PROBLEM TO WORK ON =>
Copy each line below that contains "View".

────────

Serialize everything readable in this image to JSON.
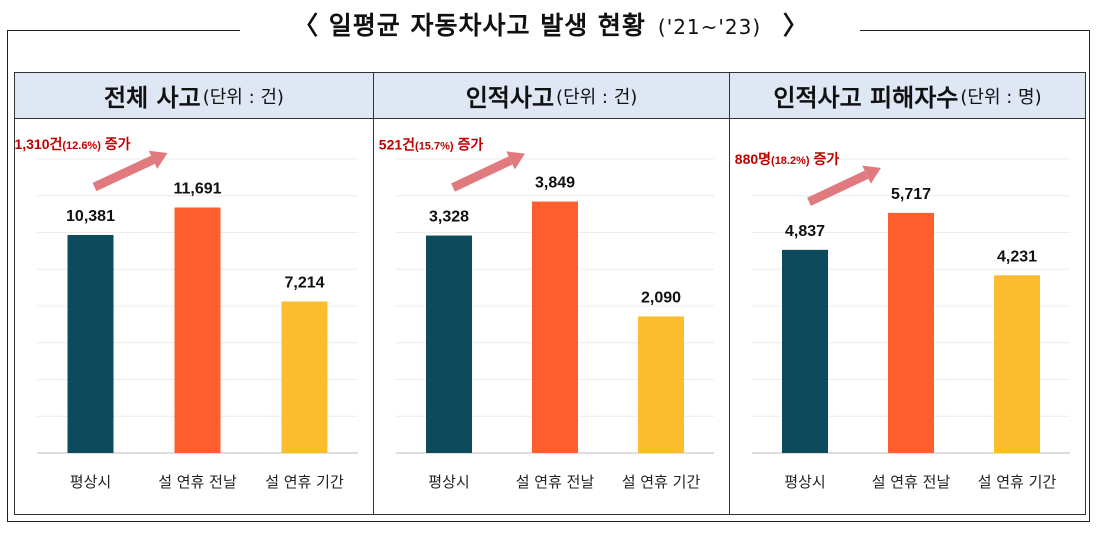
{
  "title": {
    "main": "〈 일평균 자동차사고 발생 현황",
    "period": "('21~'23)",
    "close": "〉"
  },
  "colors": {
    "bar1": "#0d4a5c",
    "bar2": "#ff5f2e",
    "bar3": "#fbbd2d",
    "arrow": "#e07a7f",
    "annotation": "#c00000"
  },
  "chart_data": [
    {
      "type": "bar",
      "title": "전체 사고",
      "unit": "(단위 : 건)",
      "categories": [
        "평상시",
        "설 연휴 전날",
        "설 연휴 기간"
      ],
      "values": [
        10381,
        11691,
        7214
      ],
      "value_labels": [
        "10,381",
        "11,691",
        "7,214"
      ],
      "annotation": {
        "main": "1,310건",
        "pct": "(12.6%)",
        "tail": " 증가"
      },
      "ylim": [
        0,
        14000
      ]
    },
    {
      "type": "bar",
      "title": "인적사고",
      "unit": "(단위 : 건)",
      "categories": [
        "평상시",
        "설 연휴 전날",
        "설 연휴 기간"
      ],
      "values": [
        3328,
        3849,
        2090
      ],
      "value_labels": [
        "3,328",
        "3,849",
        "2,090"
      ],
      "annotation": {
        "main": "521건",
        "pct": "(15.7%)",
        "tail": " 증가"
      },
      "ylim": [
        0,
        4500
      ]
    },
    {
      "type": "bar",
      "title": "인적사고 피해자수",
      "unit": "(단위 : 명)",
      "categories": [
        "평상시",
        "설 연휴 전날",
        "설 연휴 기간"
      ],
      "values": [
        4837,
        5717,
        4231
      ],
      "value_labels": [
        "4,837",
        "5,717",
        "4,231"
      ],
      "annotation": {
        "main": "880명",
        "pct": "(18.2%)",
        "tail": " 증가"
      },
      "ylim": [
        0,
        7000
      ]
    }
  ]
}
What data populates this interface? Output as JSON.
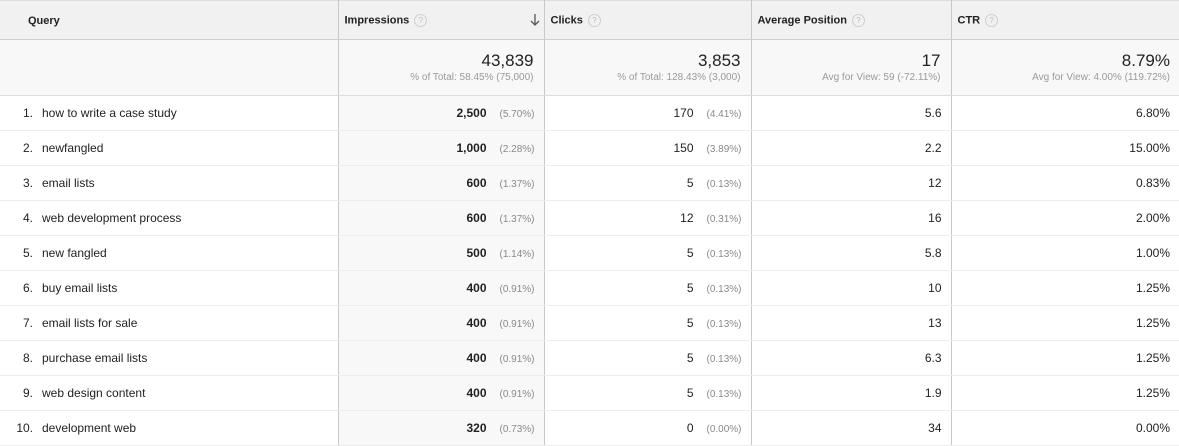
{
  "header": {
    "query": "Query",
    "impressions": "Impressions",
    "clicks": "Clicks",
    "average_position": "Average Position",
    "ctr": "CTR",
    "help_glyph": "?"
  },
  "totals": {
    "impressions": {
      "value": "43,839",
      "sub": "% of Total: 58.45% (75,000)"
    },
    "clicks": {
      "value": "3,853",
      "sub": "% of Total: 128.43% (3,000)"
    },
    "average_position": {
      "value": "17",
      "sub": "Avg for View: 59 (-72.11%)"
    },
    "ctr": {
      "value": "8.79%",
      "sub": "Avg for View: 4.00% (119.72%)"
    }
  },
  "rows": [
    {
      "num": "1.",
      "query": "how to write a case study",
      "impressions": "2,500",
      "impressions_pct": "(5.70%)",
      "clicks": "170",
      "clicks_pct": "(4.41%)",
      "position": "5.6",
      "ctr": "6.80%"
    },
    {
      "num": "2.",
      "query": "newfangled",
      "impressions": "1,000",
      "impressions_pct": "(2.28%)",
      "clicks": "150",
      "clicks_pct": "(3.89%)",
      "position": "2.2",
      "ctr": "15.00%"
    },
    {
      "num": "3.",
      "query": "email lists",
      "impressions": "600",
      "impressions_pct": "(1.37%)",
      "clicks": "5",
      "clicks_pct": "(0.13%)",
      "position": "12",
      "ctr": "0.83%"
    },
    {
      "num": "4.",
      "query": "web development process",
      "impressions": "600",
      "impressions_pct": "(1.37%)",
      "clicks": "12",
      "clicks_pct": "(0.31%)",
      "position": "16",
      "ctr": "2.00%"
    },
    {
      "num": "5.",
      "query": "new fangled",
      "impressions": "500",
      "impressions_pct": "(1.14%)",
      "clicks": "5",
      "clicks_pct": "(0.13%)",
      "position": "5.8",
      "ctr": "1.00%"
    },
    {
      "num": "6.",
      "query": "buy email lists",
      "impressions": "400",
      "impressions_pct": "(0.91%)",
      "clicks": "5",
      "clicks_pct": "(0.13%)",
      "position": "10",
      "ctr": "1.25%"
    },
    {
      "num": "7.",
      "query": "email lists for sale",
      "impressions": "400",
      "impressions_pct": "(0.91%)",
      "clicks": "5",
      "clicks_pct": "(0.13%)",
      "position": "13",
      "ctr": "1.25%"
    },
    {
      "num": "8.",
      "query": "purchase email lists",
      "impressions": "400",
      "impressions_pct": "(0.91%)",
      "clicks": "5",
      "clicks_pct": "(0.13%)",
      "position": "6.3",
      "ctr": "1.25%"
    },
    {
      "num": "9.",
      "query": "web design content",
      "impressions": "400",
      "impressions_pct": "(0.91%)",
      "clicks": "5",
      "clicks_pct": "(0.13%)",
      "position": "1.9",
      "ctr": "1.25%"
    },
    {
      "num": "10.",
      "query": "development web",
      "impressions": "320",
      "impressions_pct": "(0.73%)",
      "clicks": "0",
      "clicks_pct": "(0.00%)",
      "position": "34",
      "ctr": "0.00%"
    }
  ]
}
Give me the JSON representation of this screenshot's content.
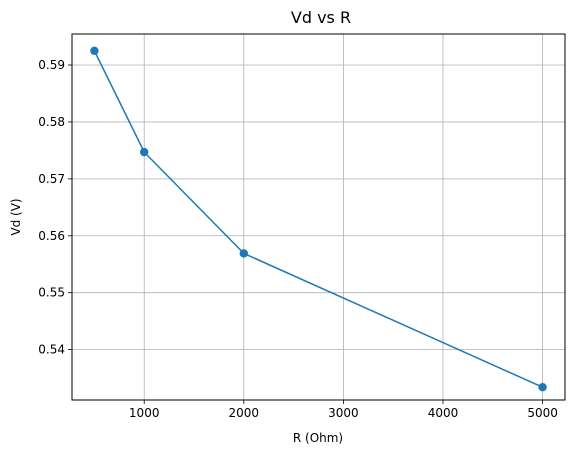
{
  "chart_data": {
    "type": "line",
    "title": "Vd vs R",
    "xlabel": "R (Ohm)",
    "ylabel": "Vd (V)",
    "x": [
      500,
      1000,
      2000,
      5000
    ],
    "series": [
      {
        "values": [
          0.5925,
          0.5747,
          0.5569,
          0.5334
        ],
        "color": "#1f77b4",
        "marker": "circle"
      }
    ],
    "xlim": [
      275,
      5225
    ],
    "ylim": [
      0.53115,
      0.59545
    ],
    "xticks": [
      1000,
      2000,
      3000,
      4000,
      5000
    ],
    "xtick_labels": [
      "1000",
      "2000",
      "3000",
      "4000",
      "5000"
    ],
    "yticks": [
      0.54,
      0.55,
      0.56,
      0.57,
      0.58,
      0.59
    ],
    "ytick_labels": [
      "0.54",
      "0.55",
      "0.56",
      "0.57",
      "0.58",
      "0.59"
    ],
    "grid": true,
    "legend": false
  }
}
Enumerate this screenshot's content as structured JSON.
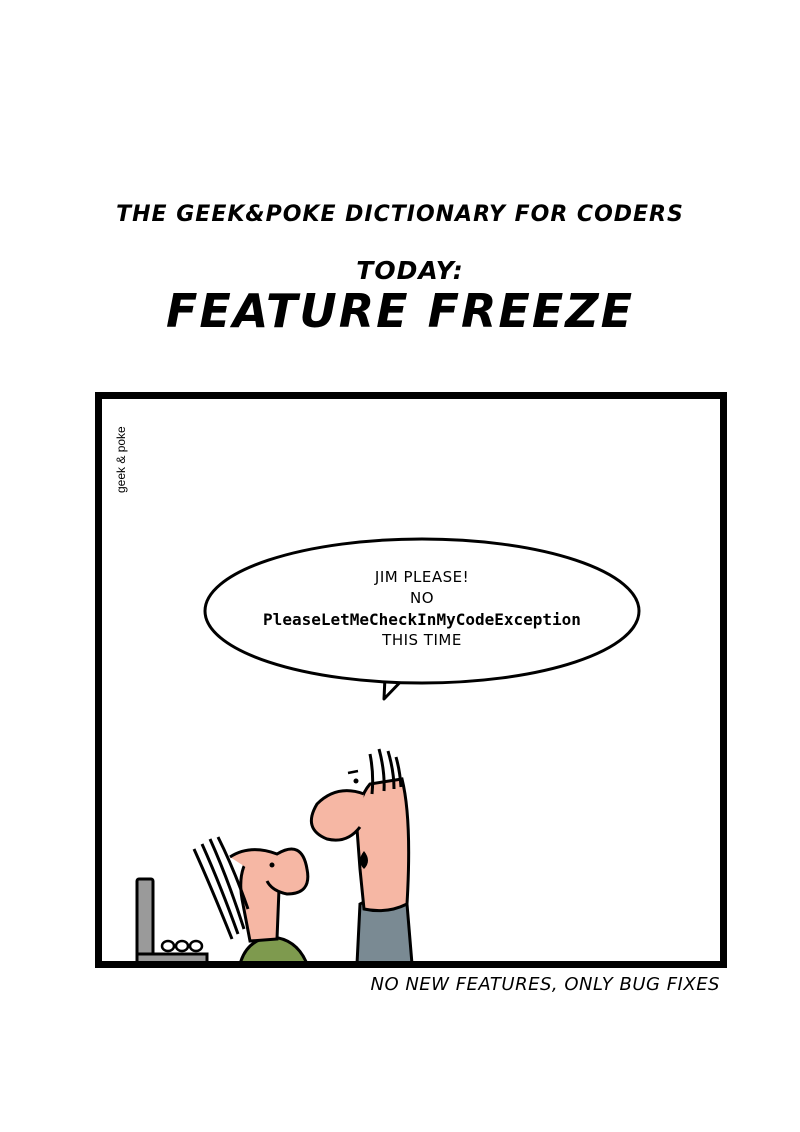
{
  "header": {
    "series_title": "THE GEEK&POKE DICTIONARY FOR CODERS",
    "today_label": "TODAY:",
    "term": "FEATURE FREEZE"
  },
  "panel": {
    "watermark": "geek & poke",
    "speech_bubble": {
      "line1": "JIM PLEASE!",
      "line2": "NO",
      "line3": "PleaseLetMeCheckInMyCodeException",
      "line4": "THIS TIME"
    },
    "colors": {
      "skin": "#f6b7a4",
      "shirt_seated": "#7e9a4e",
      "shirt_standing": "#7a8a93",
      "laptop": "#9a9a9a"
    }
  },
  "caption": "NO NEW FEATURES, ONLY BUG FIXES"
}
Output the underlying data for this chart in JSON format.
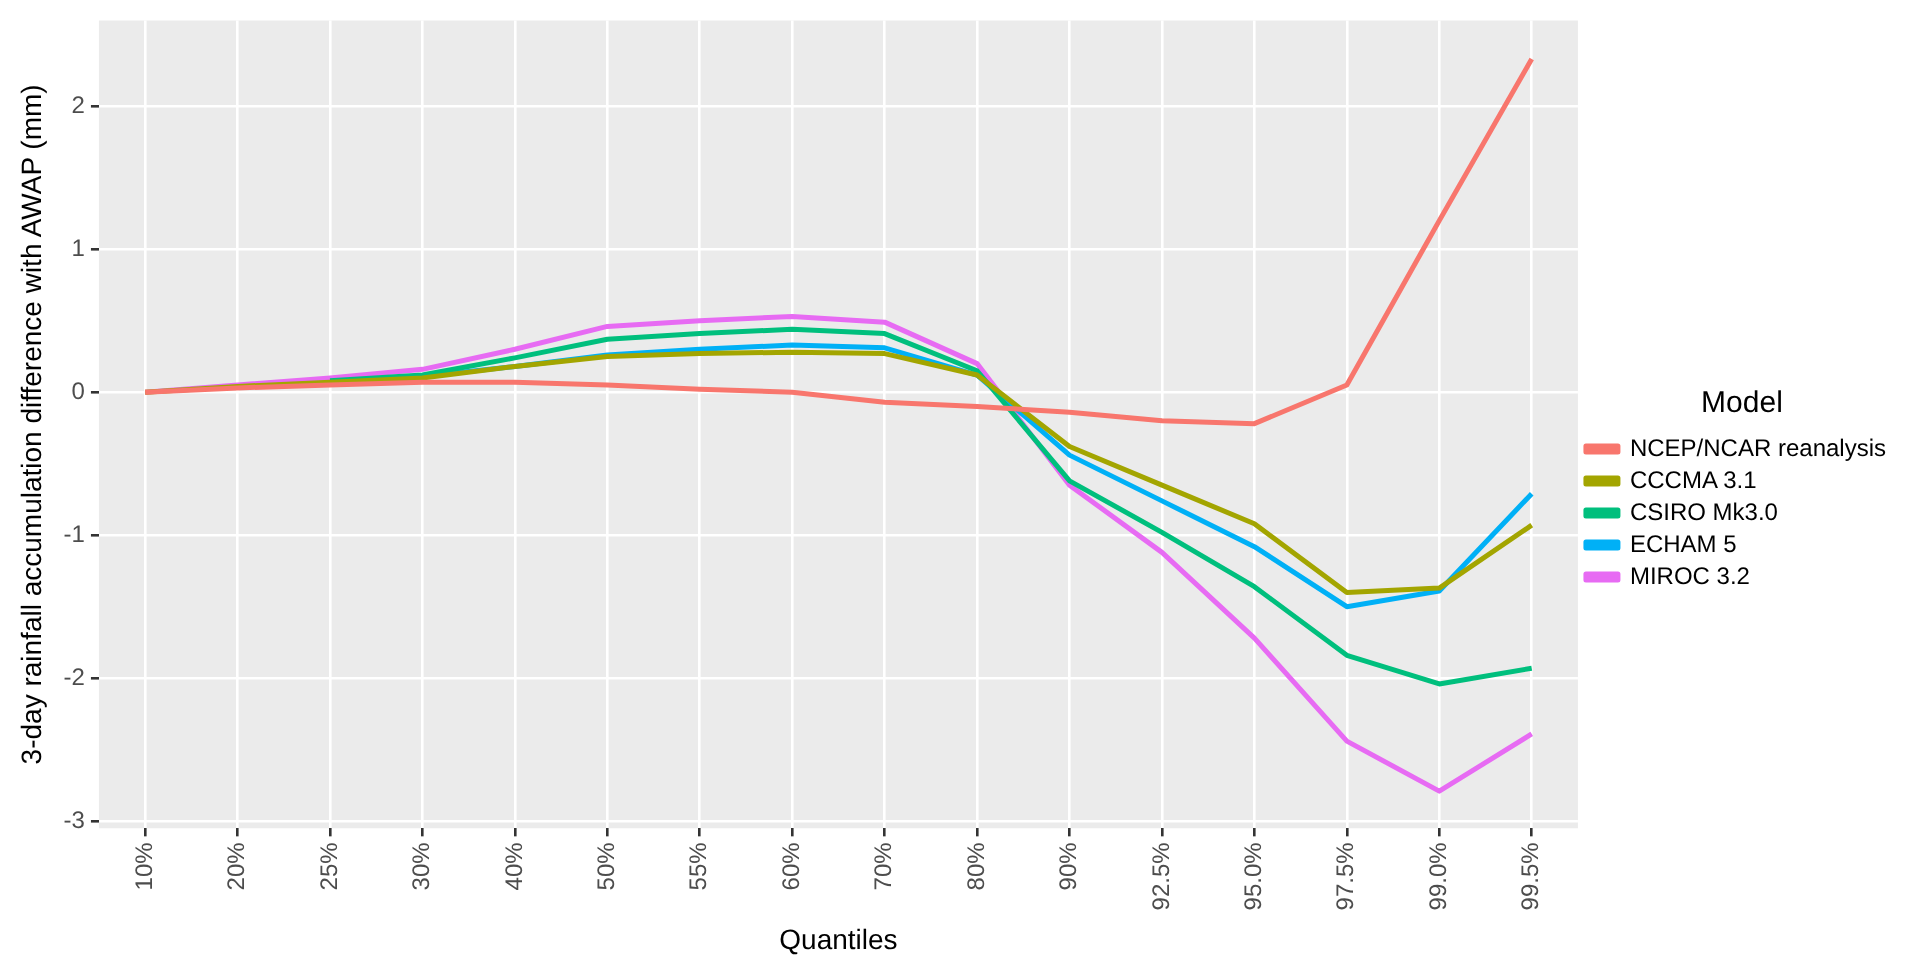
{
  "chart_data": {
    "type": "line",
    "xlabel": "Quantiles",
    "ylabel": "3-day rainfall accumulation difference with AWAP (mm)",
    "legend_title": "Model",
    "legend": "right",
    "grid": true,
    "line_style": "solid",
    "marker": "none",
    "categories": [
      "10%",
      "20%",
      "25%",
      "30%",
      "40%",
      "50%",
      "55%",
      "60%",
      "70%",
      "80%",
      "90%",
      "92.5%",
      "95.0%",
      "97.5%",
      "99.0%",
      "99.5%"
    ],
    "ylim": [
      -3.05,
      2.6
    ],
    "yticks": [
      -3,
      -2,
      -1,
      0,
      1,
      2
    ],
    "series": [
      {
        "name": "NCEP/NCAR reanalysis",
        "color": "#f8766d",
        "values": [
          0,
          0.03,
          0.05,
          0.07,
          0.07,
          0.05,
          0.02,
          0.0,
          -0.07,
          -0.1,
          -0.14,
          -0.2,
          -0.22,
          0.05,
          1.2,
          2.33
        ]
      },
      {
        "name": "CCCMA 3.1",
        "color": "#a3a500",
        "values": [
          0,
          0.04,
          0.07,
          0.1,
          0.18,
          0.25,
          0.27,
          0.28,
          0.27,
          0.12,
          -0.38,
          -0.65,
          -0.92,
          -1.4,
          -1.37,
          -0.93
        ]
      },
      {
        "name": "CSIRO Mk3.0",
        "color": "#00bf7d",
        "values": [
          null,
          null,
          0.08,
          0.12,
          0.24,
          0.37,
          0.41,
          0.44,
          0.41,
          0.15,
          -0.62,
          -0.98,
          -1.36,
          -1.84,
          -2.04,
          -1.93
        ]
      },
      {
        "name": "ECHAM 5",
        "color": "#00b0f6",
        "values": [
          null,
          null,
          0.07,
          0.11,
          0.18,
          0.26,
          0.3,
          0.33,
          0.31,
          0.12,
          -0.44,
          -0.76,
          -1.08,
          -1.5,
          -1.39,
          -0.71
        ]
      },
      {
        "name": "MIROC 3.2",
        "color": "#e76bf3",
        "values": [
          0,
          0.05,
          0.1,
          0.16,
          0.3,
          0.46,
          0.5,
          0.53,
          0.49,
          0.2,
          -0.65,
          -1.12,
          -1.72,
          -2.44,
          -2.79,
          -2.39
        ]
      }
    ]
  }
}
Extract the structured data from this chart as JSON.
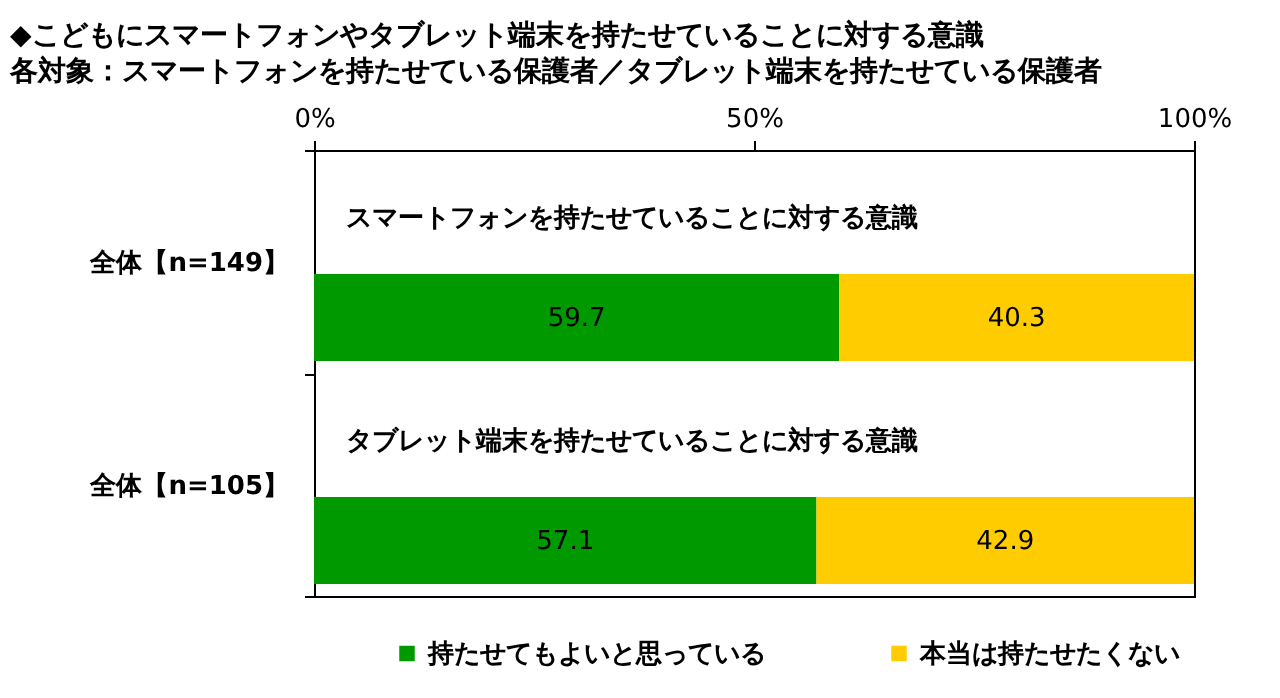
{
  "chart_data": {
    "type": "bar",
    "orientation": "horizontal",
    "stacked": true,
    "data_labels": true,
    "title": "◆こどもにスマートフォンやタブレット端末を持たせていることに対する意識",
    "subtitle": "各対象：スマートフォンを持たせている保護者／タブレット端末を持たせている保護者",
    "categories": [
      "全体【n=149】",
      "全体【n=105】"
    ],
    "series": [
      {
        "name": "持たせてもよいと思っている",
        "color": "#009900",
        "values": [
          59.7,
          57.1
        ]
      },
      {
        "name": "本当は持たせたくない",
        "color": "#ffcc00",
        "values": [
          40.3,
          42.9
        ]
      }
    ],
    "xlim": [
      0,
      100
    ],
    "xticks": [
      {
        "value": 0,
        "label": "0%"
      },
      {
        "value": 50,
        "label": "50%"
      },
      {
        "value": 100,
        "label": "100%"
      }
    ],
    "annotations": [
      "スマートフォンを持たせていることに対する意識",
      "タブレット端末を持たせていることに対する意識"
    ],
    "legend": "bottom",
    "grid": false
  }
}
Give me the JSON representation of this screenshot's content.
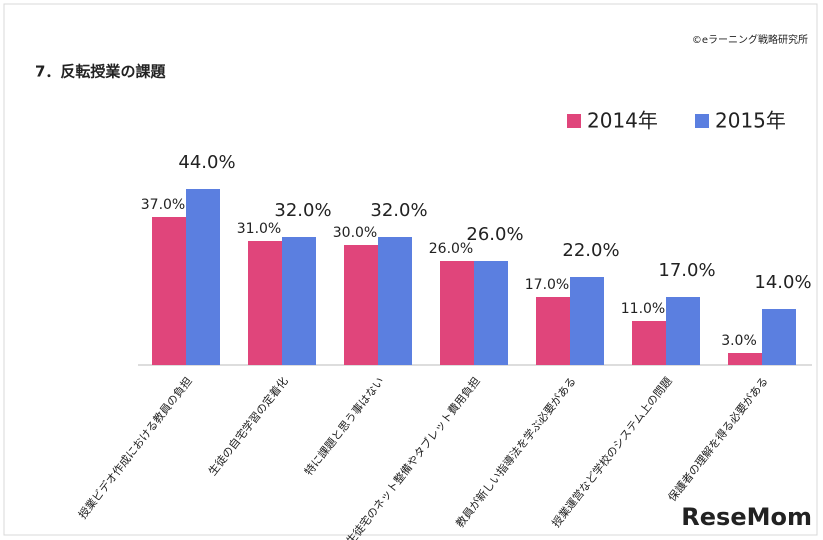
{
  "chart_data": {
    "type": "bar",
    "title": "7．反転授業の課題",
    "credit": "©eラーニング戦略研究所",
    "watermark": "ReseMom",
    "categories": [
      "授業ビデオ作成における教員の負担",
      "生徒の自宅学習の定着化",
      "特に課題と思う事はない",
      "生徒宅のネット整備やタブレット費用負担",
      "教員が新しい指導法を学ぶ必要がある",
      "授業運営など学校のシステム上の問題",
      "保護者の理解を得る必要がある"
    ],
    "series": [
      {
        "name": "2014年",
        "color": "#e0457b",
        "values": [
          37,
          31,
          30,
          26,
          17,
          11,
          3
        ],
        "value_labels": [
          "37.0%",
          "31.0%",
          "30.0%",
          "26.0%",
          "17.0%",
          "11.0%",
          "3.0%"
        ]
      },
      {
        "name": "2015年",
        "color": "#5b7fe0",
        "values": [
          44,
          32,
          32,
          26,
          22,
          17,
          14
        ],
        "value_labels": [
          "44.0%",
          "32.0%",
          "32.0%",
          "26.0%",
          "22.0%",
          "17.0%",
          "14.0%"
        ]
      }
    ],
    "legend": "top-right"
  }
}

────────

TASK RESPONSE =>
      "sub": "Avg for View: 59 (-72.11%)"
      "sub": "Avg for View: 4.00% (119.72%)"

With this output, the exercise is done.